Stored items from a collection
## Begin
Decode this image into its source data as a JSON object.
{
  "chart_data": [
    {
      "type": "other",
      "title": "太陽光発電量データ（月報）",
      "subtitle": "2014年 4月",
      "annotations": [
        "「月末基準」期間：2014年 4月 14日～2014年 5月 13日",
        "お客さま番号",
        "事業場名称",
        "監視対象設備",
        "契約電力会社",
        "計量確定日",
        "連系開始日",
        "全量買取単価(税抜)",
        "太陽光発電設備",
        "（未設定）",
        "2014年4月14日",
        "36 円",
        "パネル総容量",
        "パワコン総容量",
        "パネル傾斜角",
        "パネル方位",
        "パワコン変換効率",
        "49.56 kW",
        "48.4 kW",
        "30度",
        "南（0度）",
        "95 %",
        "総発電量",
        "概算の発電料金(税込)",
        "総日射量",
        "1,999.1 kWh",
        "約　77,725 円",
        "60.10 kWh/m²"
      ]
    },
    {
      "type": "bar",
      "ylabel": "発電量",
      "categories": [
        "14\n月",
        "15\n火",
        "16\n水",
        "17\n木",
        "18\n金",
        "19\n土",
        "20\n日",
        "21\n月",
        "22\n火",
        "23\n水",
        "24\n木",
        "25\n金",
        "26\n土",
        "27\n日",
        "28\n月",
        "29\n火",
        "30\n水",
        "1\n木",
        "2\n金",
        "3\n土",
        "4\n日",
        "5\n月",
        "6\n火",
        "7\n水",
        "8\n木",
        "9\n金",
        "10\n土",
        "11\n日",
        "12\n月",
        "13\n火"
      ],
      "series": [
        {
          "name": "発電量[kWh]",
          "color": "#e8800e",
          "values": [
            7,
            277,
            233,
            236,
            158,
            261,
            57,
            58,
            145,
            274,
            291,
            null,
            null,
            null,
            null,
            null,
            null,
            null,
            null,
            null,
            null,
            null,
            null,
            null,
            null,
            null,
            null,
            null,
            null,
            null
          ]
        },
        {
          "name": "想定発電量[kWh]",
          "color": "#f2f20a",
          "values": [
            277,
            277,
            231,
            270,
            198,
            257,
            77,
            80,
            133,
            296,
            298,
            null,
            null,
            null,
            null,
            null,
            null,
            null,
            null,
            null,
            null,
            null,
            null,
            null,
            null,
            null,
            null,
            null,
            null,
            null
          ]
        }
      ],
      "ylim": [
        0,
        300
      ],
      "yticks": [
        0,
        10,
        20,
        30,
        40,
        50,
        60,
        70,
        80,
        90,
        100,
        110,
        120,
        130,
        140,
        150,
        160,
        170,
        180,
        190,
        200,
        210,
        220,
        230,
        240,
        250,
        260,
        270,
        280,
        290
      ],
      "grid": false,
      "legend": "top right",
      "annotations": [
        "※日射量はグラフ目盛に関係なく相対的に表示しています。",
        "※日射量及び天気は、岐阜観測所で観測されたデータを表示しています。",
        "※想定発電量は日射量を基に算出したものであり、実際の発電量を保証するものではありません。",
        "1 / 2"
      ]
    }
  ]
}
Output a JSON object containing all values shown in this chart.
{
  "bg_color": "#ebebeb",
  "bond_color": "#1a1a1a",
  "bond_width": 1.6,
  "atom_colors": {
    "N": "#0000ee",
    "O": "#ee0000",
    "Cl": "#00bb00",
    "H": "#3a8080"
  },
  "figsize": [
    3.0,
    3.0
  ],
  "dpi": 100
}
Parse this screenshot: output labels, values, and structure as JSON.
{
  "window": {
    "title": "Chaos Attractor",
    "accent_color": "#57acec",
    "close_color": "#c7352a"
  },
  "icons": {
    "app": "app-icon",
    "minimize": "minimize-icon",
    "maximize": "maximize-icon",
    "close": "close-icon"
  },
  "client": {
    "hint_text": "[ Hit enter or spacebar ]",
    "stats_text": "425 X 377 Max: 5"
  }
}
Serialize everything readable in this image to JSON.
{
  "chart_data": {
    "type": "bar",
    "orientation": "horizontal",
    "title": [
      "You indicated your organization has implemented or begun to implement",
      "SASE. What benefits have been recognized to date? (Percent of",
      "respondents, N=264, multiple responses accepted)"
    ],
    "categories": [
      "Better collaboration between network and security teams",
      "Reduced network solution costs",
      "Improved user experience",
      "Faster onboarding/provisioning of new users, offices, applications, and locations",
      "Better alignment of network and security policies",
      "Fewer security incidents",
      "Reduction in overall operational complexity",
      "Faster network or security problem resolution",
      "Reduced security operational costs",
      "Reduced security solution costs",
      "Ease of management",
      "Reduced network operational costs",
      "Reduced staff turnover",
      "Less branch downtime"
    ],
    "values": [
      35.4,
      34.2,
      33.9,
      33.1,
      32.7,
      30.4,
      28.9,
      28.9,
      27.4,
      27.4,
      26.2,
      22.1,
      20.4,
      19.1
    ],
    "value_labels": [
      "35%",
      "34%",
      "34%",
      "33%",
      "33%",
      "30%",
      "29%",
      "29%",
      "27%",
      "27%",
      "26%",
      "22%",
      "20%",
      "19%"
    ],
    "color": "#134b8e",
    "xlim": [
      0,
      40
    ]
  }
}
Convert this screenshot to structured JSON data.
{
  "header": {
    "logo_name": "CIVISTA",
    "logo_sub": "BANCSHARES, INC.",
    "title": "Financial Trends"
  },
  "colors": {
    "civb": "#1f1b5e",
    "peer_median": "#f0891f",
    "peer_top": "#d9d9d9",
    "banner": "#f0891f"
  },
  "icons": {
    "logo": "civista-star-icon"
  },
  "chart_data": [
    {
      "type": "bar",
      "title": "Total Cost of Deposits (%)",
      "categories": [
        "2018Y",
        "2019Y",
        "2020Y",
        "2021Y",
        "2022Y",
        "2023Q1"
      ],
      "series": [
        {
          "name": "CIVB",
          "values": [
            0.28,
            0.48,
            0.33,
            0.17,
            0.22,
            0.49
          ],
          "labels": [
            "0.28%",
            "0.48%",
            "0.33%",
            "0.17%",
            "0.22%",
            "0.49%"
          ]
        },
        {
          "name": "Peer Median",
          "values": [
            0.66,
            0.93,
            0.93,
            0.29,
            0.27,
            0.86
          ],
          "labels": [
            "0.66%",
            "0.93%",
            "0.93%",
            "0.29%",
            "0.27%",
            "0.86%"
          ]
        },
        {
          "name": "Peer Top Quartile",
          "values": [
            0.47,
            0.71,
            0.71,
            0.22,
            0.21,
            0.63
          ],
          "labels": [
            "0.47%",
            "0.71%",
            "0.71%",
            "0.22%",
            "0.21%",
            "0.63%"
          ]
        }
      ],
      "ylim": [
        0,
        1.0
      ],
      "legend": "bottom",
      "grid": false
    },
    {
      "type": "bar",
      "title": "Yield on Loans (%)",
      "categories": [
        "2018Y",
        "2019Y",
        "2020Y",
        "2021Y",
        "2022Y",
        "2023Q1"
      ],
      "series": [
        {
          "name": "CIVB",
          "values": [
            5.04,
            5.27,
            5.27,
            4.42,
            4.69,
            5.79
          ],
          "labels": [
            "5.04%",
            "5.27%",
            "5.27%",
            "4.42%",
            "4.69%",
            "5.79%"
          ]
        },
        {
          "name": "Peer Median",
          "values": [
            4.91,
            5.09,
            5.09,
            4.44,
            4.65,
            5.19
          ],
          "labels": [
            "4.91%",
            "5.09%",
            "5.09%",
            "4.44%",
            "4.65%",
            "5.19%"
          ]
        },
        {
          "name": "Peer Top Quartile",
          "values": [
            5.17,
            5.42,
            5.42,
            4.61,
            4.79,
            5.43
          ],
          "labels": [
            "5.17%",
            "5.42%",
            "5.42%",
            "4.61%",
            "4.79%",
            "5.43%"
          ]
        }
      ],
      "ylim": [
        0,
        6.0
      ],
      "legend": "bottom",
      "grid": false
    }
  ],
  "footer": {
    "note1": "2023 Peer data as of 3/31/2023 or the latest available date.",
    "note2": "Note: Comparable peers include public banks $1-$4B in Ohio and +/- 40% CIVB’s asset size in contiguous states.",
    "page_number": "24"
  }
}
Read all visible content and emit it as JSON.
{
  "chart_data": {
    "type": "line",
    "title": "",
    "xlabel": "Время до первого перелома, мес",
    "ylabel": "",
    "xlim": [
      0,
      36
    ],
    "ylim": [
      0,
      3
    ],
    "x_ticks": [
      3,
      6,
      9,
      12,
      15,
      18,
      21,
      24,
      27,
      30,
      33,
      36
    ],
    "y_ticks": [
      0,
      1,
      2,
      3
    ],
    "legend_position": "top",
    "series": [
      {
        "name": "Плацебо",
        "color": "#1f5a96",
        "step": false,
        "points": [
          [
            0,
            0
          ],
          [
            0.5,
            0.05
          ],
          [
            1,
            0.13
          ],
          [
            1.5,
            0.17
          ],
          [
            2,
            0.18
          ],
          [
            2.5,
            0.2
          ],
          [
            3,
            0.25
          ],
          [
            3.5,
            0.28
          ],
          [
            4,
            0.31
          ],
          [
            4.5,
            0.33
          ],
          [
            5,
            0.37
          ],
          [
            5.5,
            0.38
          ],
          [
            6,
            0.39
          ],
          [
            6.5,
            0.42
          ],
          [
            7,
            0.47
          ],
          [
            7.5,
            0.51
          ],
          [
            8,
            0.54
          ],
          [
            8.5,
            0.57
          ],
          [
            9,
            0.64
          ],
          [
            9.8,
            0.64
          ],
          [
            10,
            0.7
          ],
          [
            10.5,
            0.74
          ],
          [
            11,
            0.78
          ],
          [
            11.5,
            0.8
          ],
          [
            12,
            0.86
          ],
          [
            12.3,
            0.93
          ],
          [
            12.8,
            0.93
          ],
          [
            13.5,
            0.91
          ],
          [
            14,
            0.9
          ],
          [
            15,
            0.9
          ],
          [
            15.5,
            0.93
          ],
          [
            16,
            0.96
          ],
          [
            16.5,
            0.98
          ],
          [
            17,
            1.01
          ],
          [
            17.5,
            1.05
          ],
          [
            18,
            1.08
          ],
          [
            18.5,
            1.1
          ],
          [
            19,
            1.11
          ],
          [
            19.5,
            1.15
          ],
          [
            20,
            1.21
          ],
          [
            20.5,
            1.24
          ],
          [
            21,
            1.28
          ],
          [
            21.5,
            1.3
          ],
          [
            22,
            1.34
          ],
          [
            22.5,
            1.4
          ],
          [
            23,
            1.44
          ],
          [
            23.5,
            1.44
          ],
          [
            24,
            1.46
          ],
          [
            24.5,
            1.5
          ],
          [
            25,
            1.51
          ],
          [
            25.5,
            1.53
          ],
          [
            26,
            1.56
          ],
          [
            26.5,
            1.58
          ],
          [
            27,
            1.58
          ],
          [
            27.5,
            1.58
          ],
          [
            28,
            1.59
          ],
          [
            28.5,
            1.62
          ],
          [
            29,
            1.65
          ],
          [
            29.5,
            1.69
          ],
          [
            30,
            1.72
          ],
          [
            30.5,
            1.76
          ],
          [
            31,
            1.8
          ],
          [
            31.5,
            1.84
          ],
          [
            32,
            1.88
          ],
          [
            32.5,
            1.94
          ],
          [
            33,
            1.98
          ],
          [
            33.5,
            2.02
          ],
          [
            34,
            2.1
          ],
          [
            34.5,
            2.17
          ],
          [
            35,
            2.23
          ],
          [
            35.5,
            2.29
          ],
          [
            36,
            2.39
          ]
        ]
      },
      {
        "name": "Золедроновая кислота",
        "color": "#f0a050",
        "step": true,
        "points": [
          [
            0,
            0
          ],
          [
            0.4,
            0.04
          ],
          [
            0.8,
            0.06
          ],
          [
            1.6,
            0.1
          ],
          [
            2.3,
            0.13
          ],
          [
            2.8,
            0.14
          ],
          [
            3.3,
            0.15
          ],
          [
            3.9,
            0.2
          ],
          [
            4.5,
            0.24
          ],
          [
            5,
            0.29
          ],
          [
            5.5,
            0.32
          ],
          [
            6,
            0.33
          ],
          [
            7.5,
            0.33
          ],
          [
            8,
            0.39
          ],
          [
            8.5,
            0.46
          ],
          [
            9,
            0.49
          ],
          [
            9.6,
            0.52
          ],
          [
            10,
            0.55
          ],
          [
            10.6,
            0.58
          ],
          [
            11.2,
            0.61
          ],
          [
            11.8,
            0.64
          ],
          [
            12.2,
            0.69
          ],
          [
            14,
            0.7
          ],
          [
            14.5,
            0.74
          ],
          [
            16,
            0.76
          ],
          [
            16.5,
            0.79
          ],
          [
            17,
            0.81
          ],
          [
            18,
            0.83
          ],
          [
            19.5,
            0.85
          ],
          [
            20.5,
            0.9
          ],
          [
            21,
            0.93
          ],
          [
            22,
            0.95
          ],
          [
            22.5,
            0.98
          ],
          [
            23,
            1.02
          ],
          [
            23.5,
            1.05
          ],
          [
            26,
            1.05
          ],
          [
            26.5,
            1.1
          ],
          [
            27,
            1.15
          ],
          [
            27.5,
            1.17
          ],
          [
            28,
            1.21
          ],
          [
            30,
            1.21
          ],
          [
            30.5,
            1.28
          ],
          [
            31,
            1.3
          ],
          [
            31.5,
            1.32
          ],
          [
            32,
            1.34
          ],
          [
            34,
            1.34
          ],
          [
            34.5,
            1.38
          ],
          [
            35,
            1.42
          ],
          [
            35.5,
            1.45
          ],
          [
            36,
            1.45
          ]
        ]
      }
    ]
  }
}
## End
DIRECTION
Scan the material and collect every line that contains "Reduced".

ANSWER
      "Reduced network solution costs",
      "Reduced security operational costs",
      "Reduced security solution costs",
      "Reduced network operational costs",
      "Reduced staff turnover",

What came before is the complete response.